### Prompt
Copy the data below exactly, omitting any picture it contains.

══════════════════════════════

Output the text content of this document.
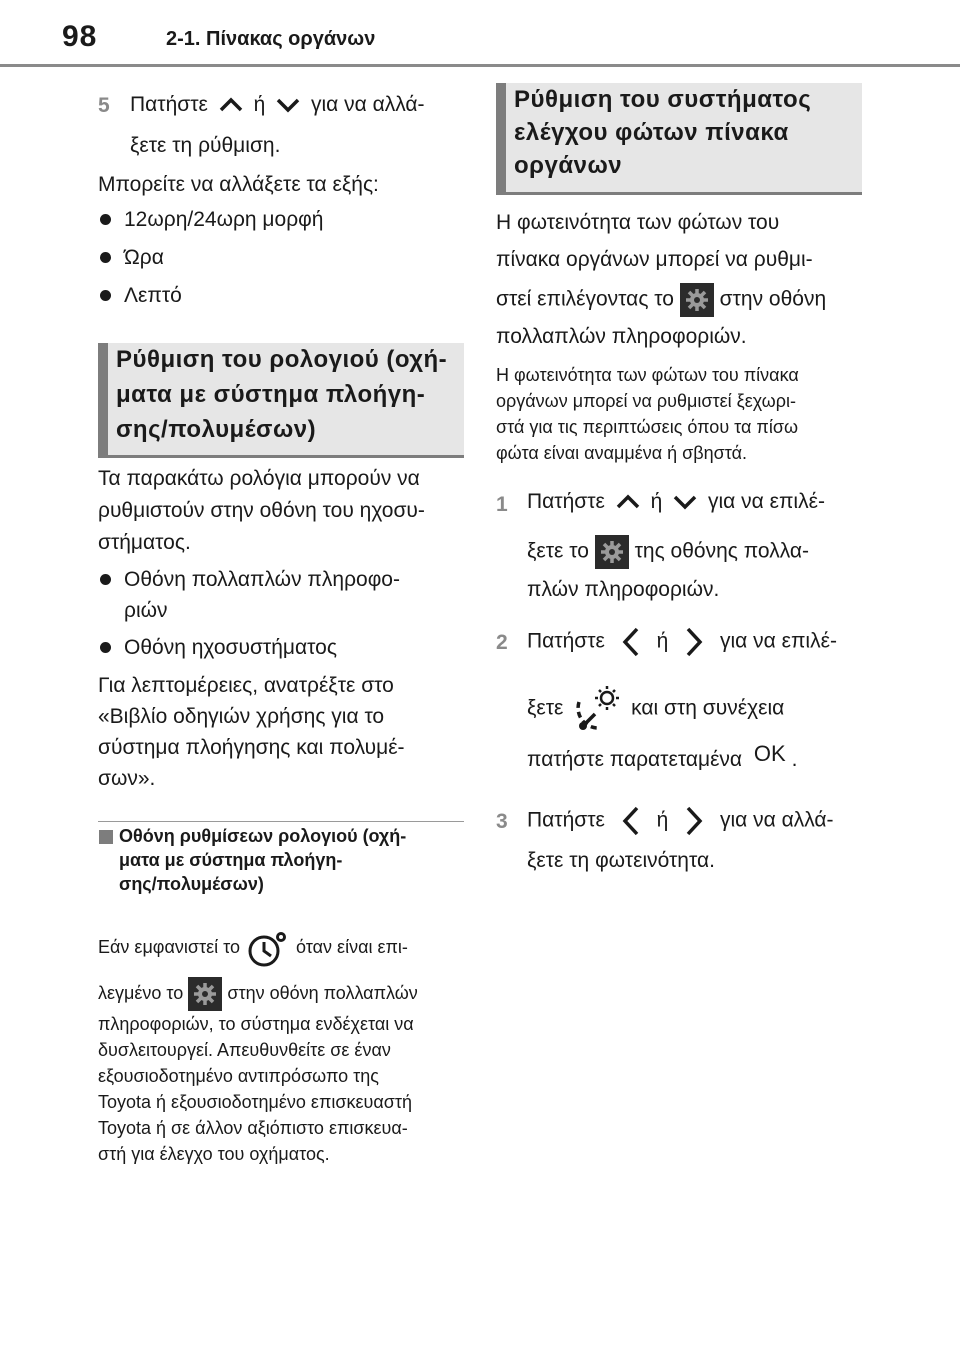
98	2-1. Πίνακας οργάνων
5 Πατήστε ή για να αλλά-
ξετε τη ρύθμιση.
Μπορείτε να αλλάξετε τα εξής:
12ωρη/24ωρη μορφή
Ώρα
Λεπτό
Ρύθμιση του ρολογιού (οχή-
ματα με σύστημα πλοήγη-
σης/πολυμέσων)
Τα παρακάτω ρολόγια μπορούν να
ρυθμιστούν στην οθόνη του ηχοσυ-
στήματος.
Οθόνη πολλαπλών πληροφο-
ριών
Οθόνη ηχοσυστήματος
Για λεπτομέρειες, ανατρέξτε στο
«Βιβλίο οδηγιών χρήσης για το
σύστημα πλοήγησης και πολυμέ-
σων».
Οθόνη ρυθμίσεων ρολογιού (οχή-
ματα με σύστημα πλοήγη-
σης/πολυμέσων)
Εάν εμφανιστεί το	όταν είναι επι-
λεγμένο το στην οθόνη πολλαπλών
πληροφοριών, το σύστημα ενδέχεται να
δυσλειτουργεί. Απευθυνθείτε σε έναν
εξουσιοδοτημένο αντιπρόσωπο της
Toyota ή εξουσιοδοτημένο επισκευαστή
Toyota ή σε άλλον αξιόπιστο επισκευα-
στή για έλεγχο του οχήματος.
Ρύθμιση του συστήματος
ελέγχου φώτων πίνακα
οργάνων
Η φωτεινότητα των φώτων του
πίνακα οργάνων μπορεί να ρυθμι-
στεί επιλέγοντας το στην οθόνη
πολλαπλών πληροφοριών.
Η φωτεινότητα των φώτων του πίνακα
οργάνων μπορεί να ρυθμιστεί ξεχωρι-
στά για τις περιπτώσεις όπου τα πίσω
φώτα είναι αναμμένα ή σβηστά.
1 Πατήστε ή για να επιλέ-
ξετε το της οθόνης πολλα-
πλών πληροφοριών.
2 Πατήστε ή για να επιλέ-
ξετε	και στη συνέχεια
πατήστε παρατεταμένα OK .
3 Πατήστε ή για να αλλά-
ξετε τη φωτεινότητα.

══════════════════════════════

### Response
Output the text content of this document.
98	2-1. Πίνακας οργάνων
5 Πατήστε ή για να αλλά-
ξετε τη ρύθμιση.
Μπορείτε να αλλάξετε τα εξής:
12ωρη/24ωρη μορφή
Ώρα
Λεπτό
Ρύθμιση του ρολογιού (οχή-
ματα με σύστημα πλοήγη-
σης/πολυμέσων)
Τα παρακάτω ρολόγια μπορούν να
ρυθμιστούν στην οθόνη του ηχοσυ-
στήματος.
Οθόνη πολλαπλών πληροφο-
ριών
Οθόνη ηχοσυστήματος
Για λεπτομέρειες, ανατρέξτε στο
«Βιβλίο οδηγιών χρήσης για το
σύστημα πλοήγησης και πολυμέ-
σων».
Οθόνη ρυθμίσεων ρολογιού (οχή-
ματα με σύστημα πλοήγη-
σης/πολυμέσων)
Εάν εμφανιστεί το	όταν είναι επι-
λεγμένο το στην οθόνη πολλαπλών
πληροφοριών, το σύστημα ενδέχεται να
δυσλειτουργεί. Απευθυνθείτε σε έναν
εξουσιοδοτημένο αντιπρόσωπο της
Toyota ή εξουσιοδοτημένο επισκευαστή
Toyota ή σε άλλον αξιόπιστο επισκευα-
στή για έλεγχο του οχήματος.
Ρύθμιση του συστήματος
ελέγχου φώτων πίνακα
οργάνων
Η φωτεινότητα των φώτων του
πίνακα οργάνων μπορεί να ρυθμι-
στεί επιλέγοντας το στην οθόνη
πολλαπλών πληροφοριών.
Η φωτεινότητα των φώτων του πίνακα
οργάνων μπορεί να ρυθμιστεί ξεχωρι-
στά για τις περιπτώσεις όπου τα πίσω
φώτα είναι αναμμένα ή σβηστά.
1 Πατήστε ή για να επιλέ-
ξετε το της οθόνης πολλα-
πλών πληροφοριών.
2 Πατήστε ή για να επιλέ-
ξετε	και στη συνέχεια
πατήστε παρατεταμένα OK .
3 Πατήστε ή για να αλλά-
ξετε τη φωτεινότητα.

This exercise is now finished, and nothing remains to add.